start

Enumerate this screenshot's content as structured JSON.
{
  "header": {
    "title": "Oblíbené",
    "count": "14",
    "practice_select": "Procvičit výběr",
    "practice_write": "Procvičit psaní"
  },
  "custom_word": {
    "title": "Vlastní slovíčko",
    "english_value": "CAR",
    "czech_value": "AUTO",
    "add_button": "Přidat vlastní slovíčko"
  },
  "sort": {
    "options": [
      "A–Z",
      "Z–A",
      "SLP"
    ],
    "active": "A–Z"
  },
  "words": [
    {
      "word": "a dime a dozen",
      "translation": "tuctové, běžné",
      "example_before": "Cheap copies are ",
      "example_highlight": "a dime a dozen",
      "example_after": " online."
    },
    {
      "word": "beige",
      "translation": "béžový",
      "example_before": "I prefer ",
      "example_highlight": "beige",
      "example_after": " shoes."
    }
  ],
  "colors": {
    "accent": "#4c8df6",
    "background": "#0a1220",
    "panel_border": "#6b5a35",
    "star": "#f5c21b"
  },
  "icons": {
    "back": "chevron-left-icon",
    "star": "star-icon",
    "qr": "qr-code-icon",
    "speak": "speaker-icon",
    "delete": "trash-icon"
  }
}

end

> **Problem requirements**
Using the data above, output each line exactly.

> **Result for this task**
Enumerate this screenshot's content as structured JSON.
{
  "header": {
    "title": "Oblíbené",
    "count": "14",
    "practice_select": "Procvičit výběr",
    "practice_write": "Procvičit psaní"
  },
  "custom_word": {
    "title": "Vlastní slovíčko",
    "english_value": "CAR",
    "czech_value": "AUTO",
    "add_button": "Přidat vlastní slovíčko"
  },
  "sort": {
    "options": [
      "A–Z",
      "Z–A",
      "SLP"
    ],
    "active": "A–Z"
  },
  "words": [
    {
      "word": "a dime a dozen",
      "translation": "tuctové, běžné",
      "example_before": "Cheap copies are ",
      "example_highlight": "a dime a dozen",
      "example_after": " online."
    },
    {
      "word": "beige",
      "translation": "béžový",
      "example_before": "I prefer ",
      "example_highlight": "beige",
      "example_after": " shoes."
    }
  ],
  "colors": {
    "accent": "#4c8df6",
    "background": "#0a1220",
    "panel_border": "#6b5a35",
    "star": "#f5c21b"
  },
  "icons": {
    "back": "chevron-left-icon",
    "star": "star-icon",
    "qr": "qr-code-icon",
    "speak": "speaker-icon",
    "delete": "trash-icon"
  }
}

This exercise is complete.